* Set exercise
Show all lines that include the string "title"; copy each one.

+ + + + + + +

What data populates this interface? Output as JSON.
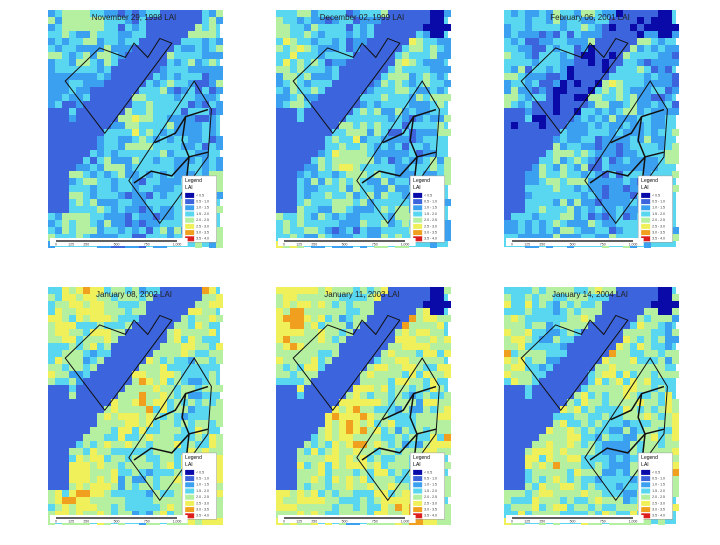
{
  "panels": [
    {
      "title": "November 29, 1998 LAI"
    },
    {
      "title": "December 02, 1999 LAI"
    },
    {
      "title": "February 06, 2001 LAI"
    },
    {
      "title": "January 08, 2002 LAI"
    },
    {
      "title": "January 11, 2003 LAI"
    },
    {
      "title": "January 14, 2004 LAI"
    }
  ],
  "legend": {
    "title": "Legend",
    "unit": "LAI",
    "classes": [
      {
        "label": "< 0.5",
        "color": "#0a0aa8"
      },
      {
        "label": "0.5 - 1.0",
        "color": "#3c64dc"
      },
      {
        "label": "1.0 - 1.5",
        "color": "#3ca0f0"
      },
      {
        "label": "1.5 - 2.0",
        "color": "#5ad7f0"
      },
      {
        "label": "2.0 - 2.5",
        "color": "#b4f0a0"
      },
      {
        "label": "2.5 - 3.0",
        "color": "#f0f05a"
      },
      {
        "label": "3.0 - 3.5",
        "color": "#f0a01e"
      },
      {
        "label": "3.5 - 4.0",
        "color": "#dc1e1e"
      }
    ]
  },
  "scale_bar": {
    "labels": [
      "0",
      "125",
      "250",
      "500",
      "750",
      "1,000"
    ]
  }
}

+ + + + + + +

* Solution
      "title": "November 29, 1998 LAI"
      "title": "December 02, 1999 LAI"
      "title": "February 06, 2001 LAI"
      "title": "January 08, 2002 LAI"
      "title": "January 11, 2003 LAI"
      "title": "January 14, 2004 LAI"
    "title": "Legend",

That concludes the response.